*Problem requirements:*
Put every line of the listing below into a Markdown table with a Row column for the row number and a Line column for the line itself, and leave out any blank lines.
— Begin Given entries —
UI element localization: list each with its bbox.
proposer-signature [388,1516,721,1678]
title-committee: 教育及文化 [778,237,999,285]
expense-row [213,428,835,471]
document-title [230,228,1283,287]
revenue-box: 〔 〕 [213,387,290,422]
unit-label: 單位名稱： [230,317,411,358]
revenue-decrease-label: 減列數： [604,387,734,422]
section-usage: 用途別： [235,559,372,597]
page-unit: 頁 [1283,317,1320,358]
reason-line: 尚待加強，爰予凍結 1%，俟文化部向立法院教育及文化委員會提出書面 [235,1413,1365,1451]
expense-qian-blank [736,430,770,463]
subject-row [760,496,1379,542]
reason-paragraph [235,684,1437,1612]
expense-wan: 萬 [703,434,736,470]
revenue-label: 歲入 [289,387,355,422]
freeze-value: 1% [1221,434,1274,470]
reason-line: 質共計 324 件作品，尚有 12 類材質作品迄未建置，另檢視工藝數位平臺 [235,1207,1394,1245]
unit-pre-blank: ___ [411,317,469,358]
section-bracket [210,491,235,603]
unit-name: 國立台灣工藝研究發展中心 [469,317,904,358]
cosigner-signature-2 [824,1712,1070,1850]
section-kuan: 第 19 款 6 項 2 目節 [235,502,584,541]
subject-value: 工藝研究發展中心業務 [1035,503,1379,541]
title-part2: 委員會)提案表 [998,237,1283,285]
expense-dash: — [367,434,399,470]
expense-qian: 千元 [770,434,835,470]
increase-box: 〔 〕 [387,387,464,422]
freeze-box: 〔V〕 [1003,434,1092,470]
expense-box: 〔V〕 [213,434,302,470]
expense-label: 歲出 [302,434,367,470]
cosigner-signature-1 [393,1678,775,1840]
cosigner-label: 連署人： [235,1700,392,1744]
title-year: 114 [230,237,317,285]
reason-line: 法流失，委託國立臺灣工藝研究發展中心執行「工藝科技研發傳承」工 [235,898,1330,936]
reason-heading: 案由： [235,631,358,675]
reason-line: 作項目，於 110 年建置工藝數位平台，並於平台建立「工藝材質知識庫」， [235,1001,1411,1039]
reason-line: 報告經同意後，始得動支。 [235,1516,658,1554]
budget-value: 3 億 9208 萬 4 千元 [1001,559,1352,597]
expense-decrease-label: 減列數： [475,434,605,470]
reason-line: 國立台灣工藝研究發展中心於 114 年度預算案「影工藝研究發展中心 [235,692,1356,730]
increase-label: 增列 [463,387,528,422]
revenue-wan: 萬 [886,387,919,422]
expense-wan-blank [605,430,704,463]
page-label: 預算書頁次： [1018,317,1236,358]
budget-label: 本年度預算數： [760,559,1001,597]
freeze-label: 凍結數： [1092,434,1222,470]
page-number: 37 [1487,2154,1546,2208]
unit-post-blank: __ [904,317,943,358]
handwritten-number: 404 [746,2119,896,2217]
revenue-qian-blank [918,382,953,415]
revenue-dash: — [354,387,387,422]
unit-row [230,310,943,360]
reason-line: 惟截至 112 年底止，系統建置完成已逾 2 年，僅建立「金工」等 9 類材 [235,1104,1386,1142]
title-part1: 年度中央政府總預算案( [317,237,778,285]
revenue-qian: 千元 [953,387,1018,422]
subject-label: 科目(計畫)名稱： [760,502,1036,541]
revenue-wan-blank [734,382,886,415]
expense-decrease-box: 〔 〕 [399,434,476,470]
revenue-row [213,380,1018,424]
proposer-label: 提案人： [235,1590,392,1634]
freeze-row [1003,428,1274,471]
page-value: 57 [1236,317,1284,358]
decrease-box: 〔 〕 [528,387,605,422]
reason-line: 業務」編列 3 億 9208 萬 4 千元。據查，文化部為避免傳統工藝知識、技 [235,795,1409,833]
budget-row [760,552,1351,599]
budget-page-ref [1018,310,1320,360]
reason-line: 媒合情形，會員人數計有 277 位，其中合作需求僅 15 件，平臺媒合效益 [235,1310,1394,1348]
— End Given entries —
*Solution for this problem:*
| Row | Line |
|---|---|
| 1 | UI element localization: list each with its bbox. |
| 2 | proposer-signature [388,1516,721,1678] |
| 3 | title-committee: 教育及文化 [778,237,999,285] |
| 4 | expense-row [213,428,835,471] |
| 5 | document-title [230,228,1283,287] |
| 6 | revenue-box: 〔 〕 [213,387,290,422] |
| 7 | unit-label: 單位名稱： [230,317,411,358] |
| 8 | revenue-decrease-label: 減列數： [604,387,734,422] |
| 9 | section-usage: 用途別： [235,559,372,597] |
| 10 | page-unit: 頁 [1283,317,1320,358] |
| 11 | reason-line: 尚待加強，爰予凍結 1%，俟文化部向立法院教育及文化委員會提出書面 [235,1413,1365,1451] |
| 12 | expense-qian-blank [736,430,770,463] |
| 13 | subject-row [760,496,1379,542] |
| 14 | reason-paragraph [235,684,1437,1612] |
| 15 | expense-wan: 萬 [703,434,736,470] |
| 16 | revenue-label: 歲入 [289,387,355,422] |
| 17 | freeze-value: 1% [1221,434,1274,470] |
| 18 | reason-line: 質共計 324 件作品，尚有 12 類材質作品迄未建置，另檢視工藝數位平臺 [235,1207,1394,1245] |
| 19 | unit-pre-blank: ___ [411,317,469,358] |
| 20 | section-bracket [210,491,235,603] |
| 21 | unit-name: 國立台灣工藝研究發展中心 [469,317,904,358] |
| 22 | cosigner-signature-2 [824,1712,1070,1850] |
| 23 | section-kuan: 第 19 款 6 項 2 目節 [235,502,584,541] |
| 24 | subject-value: 工藝研究發展中心業務 [1035,503,1379,541] |
| 25 | title-part2: 委員會)提案表 [998,237,1283,285] |
| 26 | expense-dash: — [367,434,399,470] |
| 27 | expense-qian: 千元 [770,434,835,470] |
| 28 | increase-box: 〔 〕 [387,387,464,422] |
| 29 | freeze-box: 〔V〕 [1003,434,1092,470] |
| 30 | expense-box: 〔V〕 [213,434,302,470] |
| 31 | expense-label: 歲出 [302,434,367,470] |
| 32 | cosigner-signature-1 [393,1678,775,1840] |
| 33 | cosigner-label: 連署人： [235,1700,392,1744] |
| 34 | title-year: 114 [230,237,317,285] |
| 35 | reason-line: 法流失，委託國立臺灣工藝研究發展中心執行「工藝科技研發傳承」工 [235,898,1330,936] |
| 36 | reason-heading: 案由： [235,631,358,675] |
| 37 | reason-line: 作項目，於 110 年建置工藝數位平台，並於平台建立「工藝材質知識庫」， [235,1001,1411,1039] |
| 38 | reason-line: 報告經同意後，始得動支。 [235,1516,658,1554] |
| 39 | budget-value: 3 億 9208 萬 4 千元 [1001,559,1352,597] |
| 40 | expense-decrease-label: 減列數： [475,434,605,470] |
| 41 | reason-line: 國立台灣工藝研究發展中心於 114 年度預算案「影工藝研究發展中心 [235,692,1356,730] |
| 42 | increase-label: 增列 [463,387,528,422] |
| 43 | revenue-wan: 萬 [886,387,919,422] |
| 44 | expense-wan-blank [605,430,704,463] |
| 45 | page-label: 預算書頁次： [1018,317,1236,358] |
| 46 | budget-label: 本年度預算數： [760,559,1001,597] |
| 47 | freeze-label: 凍結數： [1092,434,1222,470] |
| 48 | page-number: 37 [1487,2154,1546,2208] |
| 49 | unit-post-blank: __ [904,317,943,358] |
| 50 | handwritten-number: 404 [746,2119,896,2217] |
| 51 | revenue-qian-blank [918,382,953,415] |
| 52 | revenue-dash: — [354,387,387,422] |
| 53 | unit-row [230,310,943,360] |
| 54 | reason-line: 惟截至 112 年底止，系統建置完成已逾 2 年，僅建立「金工」等 9 類材 [235,1104,1386,1142] |
| 55 | title-part1: 年度中央政府總預算案( [317,237,778,285] |
| 56 | revenue-qian: 千元 [953,387,1018,422] |
| 57 | subject-label: 科目(計畫)名稱： [760,502,1036,541] |
| 58 | revenue-wan-blank [734,382,886,415] |
| 59 | expense-decrease-box: 〔 〕 [399,434,476,470] |
| 60 | revenue-row [213,380,1018,424] |
| 61 | proposer-label: 提案人： [235,1590,392,1634] |
| 62 | freeze-row [1003,428,1274,471] |
| 63 | page-value: 57 [1236,317,1284,358] |
| 64 | decrease-box: 〔 〕 [528,387,605,422] |
| 65 | reason-line: 業務」編列 3 億 9208 萬 4 千元。據查，文化部為避免傳統工藝知識、技 [235,795,1409,833] |
| 66 | budget-row [760,552,1351,599] |
| 67 | budget-page-ref [1018,310,1320,360] |
| 68 | reason-line: 媒合情形，會員人數計有 277 位，其中合作需求僅 15 件，平臺媒合效益 [235,1310,1394,1348] |